(Saved data entries)
====================

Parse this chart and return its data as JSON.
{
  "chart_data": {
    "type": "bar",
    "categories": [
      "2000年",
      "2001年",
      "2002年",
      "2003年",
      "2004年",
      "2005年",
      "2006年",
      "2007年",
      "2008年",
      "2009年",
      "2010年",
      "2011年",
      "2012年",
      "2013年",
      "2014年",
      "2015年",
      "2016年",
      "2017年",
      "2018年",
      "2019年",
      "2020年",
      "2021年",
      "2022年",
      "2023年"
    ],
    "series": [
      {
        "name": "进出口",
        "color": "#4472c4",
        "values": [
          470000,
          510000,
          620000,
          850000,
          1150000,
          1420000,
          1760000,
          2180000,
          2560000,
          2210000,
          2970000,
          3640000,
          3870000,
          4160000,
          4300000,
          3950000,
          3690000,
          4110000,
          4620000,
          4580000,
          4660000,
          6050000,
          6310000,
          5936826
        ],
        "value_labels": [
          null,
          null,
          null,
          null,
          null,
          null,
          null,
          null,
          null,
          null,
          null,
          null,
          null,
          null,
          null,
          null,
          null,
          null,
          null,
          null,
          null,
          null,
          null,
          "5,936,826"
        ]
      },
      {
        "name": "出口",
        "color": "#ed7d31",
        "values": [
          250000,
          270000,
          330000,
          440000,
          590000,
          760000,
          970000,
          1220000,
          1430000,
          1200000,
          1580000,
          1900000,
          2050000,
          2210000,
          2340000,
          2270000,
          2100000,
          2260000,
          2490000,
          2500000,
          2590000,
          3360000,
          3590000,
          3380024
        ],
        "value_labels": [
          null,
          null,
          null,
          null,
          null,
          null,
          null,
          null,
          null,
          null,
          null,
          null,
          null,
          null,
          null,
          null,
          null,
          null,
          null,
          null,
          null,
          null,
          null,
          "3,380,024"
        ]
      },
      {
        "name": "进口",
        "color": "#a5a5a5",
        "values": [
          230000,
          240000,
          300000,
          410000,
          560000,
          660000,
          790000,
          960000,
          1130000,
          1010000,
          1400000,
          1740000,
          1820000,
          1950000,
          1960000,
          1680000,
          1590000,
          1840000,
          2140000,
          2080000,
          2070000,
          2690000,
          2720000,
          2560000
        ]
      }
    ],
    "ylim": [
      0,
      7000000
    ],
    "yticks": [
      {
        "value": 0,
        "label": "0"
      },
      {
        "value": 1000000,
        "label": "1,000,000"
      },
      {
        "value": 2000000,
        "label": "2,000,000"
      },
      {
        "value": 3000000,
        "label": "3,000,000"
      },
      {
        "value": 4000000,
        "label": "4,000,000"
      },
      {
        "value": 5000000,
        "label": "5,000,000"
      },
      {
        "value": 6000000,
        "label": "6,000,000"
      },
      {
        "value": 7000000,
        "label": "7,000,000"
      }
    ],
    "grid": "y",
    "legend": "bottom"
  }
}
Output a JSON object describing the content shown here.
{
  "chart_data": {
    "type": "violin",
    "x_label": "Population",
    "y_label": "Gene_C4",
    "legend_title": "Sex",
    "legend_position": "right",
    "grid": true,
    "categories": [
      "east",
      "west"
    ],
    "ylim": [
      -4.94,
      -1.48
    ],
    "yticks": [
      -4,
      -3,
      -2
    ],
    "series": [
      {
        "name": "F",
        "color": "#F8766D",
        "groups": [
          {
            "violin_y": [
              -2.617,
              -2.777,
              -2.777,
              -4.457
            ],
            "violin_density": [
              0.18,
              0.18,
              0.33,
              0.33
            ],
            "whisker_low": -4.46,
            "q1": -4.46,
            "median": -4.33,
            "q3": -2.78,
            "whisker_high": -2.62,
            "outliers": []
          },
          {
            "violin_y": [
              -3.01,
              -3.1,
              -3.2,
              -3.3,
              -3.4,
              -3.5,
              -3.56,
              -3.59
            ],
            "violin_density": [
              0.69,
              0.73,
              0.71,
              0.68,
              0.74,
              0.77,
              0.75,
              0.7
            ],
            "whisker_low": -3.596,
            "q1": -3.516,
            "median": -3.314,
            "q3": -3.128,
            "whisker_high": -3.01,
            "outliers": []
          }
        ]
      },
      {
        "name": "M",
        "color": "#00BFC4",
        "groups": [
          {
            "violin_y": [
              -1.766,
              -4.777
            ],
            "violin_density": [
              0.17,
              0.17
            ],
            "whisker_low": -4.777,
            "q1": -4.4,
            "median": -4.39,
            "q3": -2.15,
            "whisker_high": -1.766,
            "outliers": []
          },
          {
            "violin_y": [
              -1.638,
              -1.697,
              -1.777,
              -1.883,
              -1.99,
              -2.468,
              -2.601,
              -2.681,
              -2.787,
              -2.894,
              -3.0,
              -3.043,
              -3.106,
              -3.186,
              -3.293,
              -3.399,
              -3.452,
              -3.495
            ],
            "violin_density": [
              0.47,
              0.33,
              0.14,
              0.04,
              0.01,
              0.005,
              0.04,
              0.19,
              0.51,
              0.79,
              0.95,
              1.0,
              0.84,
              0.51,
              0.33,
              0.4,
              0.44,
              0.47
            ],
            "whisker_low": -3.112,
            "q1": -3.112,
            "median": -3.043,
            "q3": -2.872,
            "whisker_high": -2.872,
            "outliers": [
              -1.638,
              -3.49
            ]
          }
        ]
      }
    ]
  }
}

====================

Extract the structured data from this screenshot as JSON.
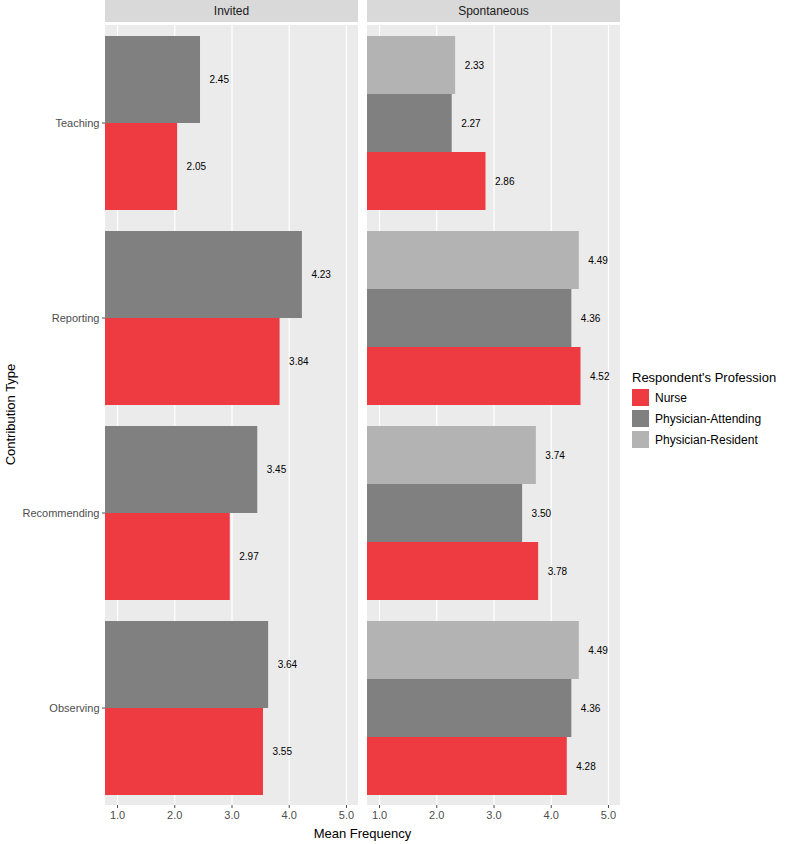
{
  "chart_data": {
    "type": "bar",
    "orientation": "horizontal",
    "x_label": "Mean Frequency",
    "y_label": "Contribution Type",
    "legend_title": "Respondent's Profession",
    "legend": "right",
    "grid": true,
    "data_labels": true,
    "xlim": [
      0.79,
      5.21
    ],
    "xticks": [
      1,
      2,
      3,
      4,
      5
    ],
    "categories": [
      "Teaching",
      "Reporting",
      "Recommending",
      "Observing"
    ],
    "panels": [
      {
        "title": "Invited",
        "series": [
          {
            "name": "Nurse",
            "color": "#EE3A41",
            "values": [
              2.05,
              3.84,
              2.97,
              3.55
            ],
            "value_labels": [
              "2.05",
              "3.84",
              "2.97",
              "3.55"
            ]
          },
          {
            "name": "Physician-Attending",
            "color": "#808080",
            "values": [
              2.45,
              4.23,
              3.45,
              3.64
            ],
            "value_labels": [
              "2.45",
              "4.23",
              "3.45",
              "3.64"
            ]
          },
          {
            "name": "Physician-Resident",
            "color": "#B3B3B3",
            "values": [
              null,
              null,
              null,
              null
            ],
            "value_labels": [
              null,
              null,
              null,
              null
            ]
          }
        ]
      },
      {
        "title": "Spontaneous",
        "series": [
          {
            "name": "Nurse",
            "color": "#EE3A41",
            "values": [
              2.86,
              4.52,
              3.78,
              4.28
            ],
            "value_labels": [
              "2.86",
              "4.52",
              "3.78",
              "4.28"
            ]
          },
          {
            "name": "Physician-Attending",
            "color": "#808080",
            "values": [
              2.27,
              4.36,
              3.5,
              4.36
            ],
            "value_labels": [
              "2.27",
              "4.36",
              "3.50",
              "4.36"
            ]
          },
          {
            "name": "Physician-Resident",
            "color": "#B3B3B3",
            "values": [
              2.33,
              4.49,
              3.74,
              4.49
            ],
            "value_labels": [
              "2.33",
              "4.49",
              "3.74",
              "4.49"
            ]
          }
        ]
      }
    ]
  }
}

====================

• _Problem to solve_: Say the number of lines in the listing that hold "right", with no added words.

• _Response to this exercise_: 2